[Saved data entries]
#####

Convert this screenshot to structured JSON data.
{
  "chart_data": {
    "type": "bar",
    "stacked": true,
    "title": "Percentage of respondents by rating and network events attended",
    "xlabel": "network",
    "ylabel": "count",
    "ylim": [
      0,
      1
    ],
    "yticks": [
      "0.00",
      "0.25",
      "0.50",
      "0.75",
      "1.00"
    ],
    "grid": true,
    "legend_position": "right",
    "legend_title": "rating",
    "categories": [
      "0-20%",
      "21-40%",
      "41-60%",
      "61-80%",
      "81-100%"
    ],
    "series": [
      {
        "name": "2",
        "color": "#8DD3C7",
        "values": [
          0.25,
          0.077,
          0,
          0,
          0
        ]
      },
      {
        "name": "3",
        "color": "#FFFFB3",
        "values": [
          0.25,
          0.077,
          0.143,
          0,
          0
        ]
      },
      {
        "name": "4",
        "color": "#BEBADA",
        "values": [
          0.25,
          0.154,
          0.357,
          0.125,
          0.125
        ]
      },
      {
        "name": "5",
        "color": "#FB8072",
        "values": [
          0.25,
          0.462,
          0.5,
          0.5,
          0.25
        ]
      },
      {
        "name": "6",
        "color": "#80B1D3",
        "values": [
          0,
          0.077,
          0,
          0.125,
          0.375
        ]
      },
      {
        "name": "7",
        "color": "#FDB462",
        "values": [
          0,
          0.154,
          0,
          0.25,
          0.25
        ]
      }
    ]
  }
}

#####

The full set of records should be duplicated exactly.

Convert this screenshot to structured JSON data.
{
  "chart_data": {
    "type": "bar",
    "stacked": true,
    "title": "Percentage of respondents by rating and network events attended",
    "xlabel": "network",
    "ylabel": "count",
    "ylim": [
      0,
      1
    ],
    "yticks": [
      "0.00",
      "0.25",
      "0.50",
      "0.75",
      "1.00"
    ],
    "grid": true,
    "legend_position": "right",
    "legend_title": "rating",
    "categories": [
      "0-20%",
      "21-40%",
      "41-60%",
      "61-80%",
      "81-100%"
    ],
    "series": [
      {
        "name": "2",
        "color": "#8DD3C7",
        "values": [
          0.25,
          0.077,
          0,
          0,
          0
        ]
      },
      {
        "name": "3",
        "color": "#FFFFB3",
        "values": [
          0.25,
          0.077,
          0.143,
          0,
          0
        ]
      },
      {
        "name": "4",
        "color": "#BEBADA",
        "values": [
          0.25,
          0.154,
          0.357,
          0.125,
          0.125
        ]
      },
      {
        "name": "5",
        "color": "#FB8072",
        "values": [
          0.25,
          0.462,
          0.5,
          0.5,
          0.25
        ]
      },
      {
        "name": "6",
        "color": "#80B1D3",
        "values": [
          0,
          0.077,
          0,
          0.125,
          0.375
        ]
      },
      {
        "name": "7",
        "color": "#FDB462",
        "values": [
          0,
          0.154,
          0,
          0.25,
          0.25
        ]
      }
    ]
  }
}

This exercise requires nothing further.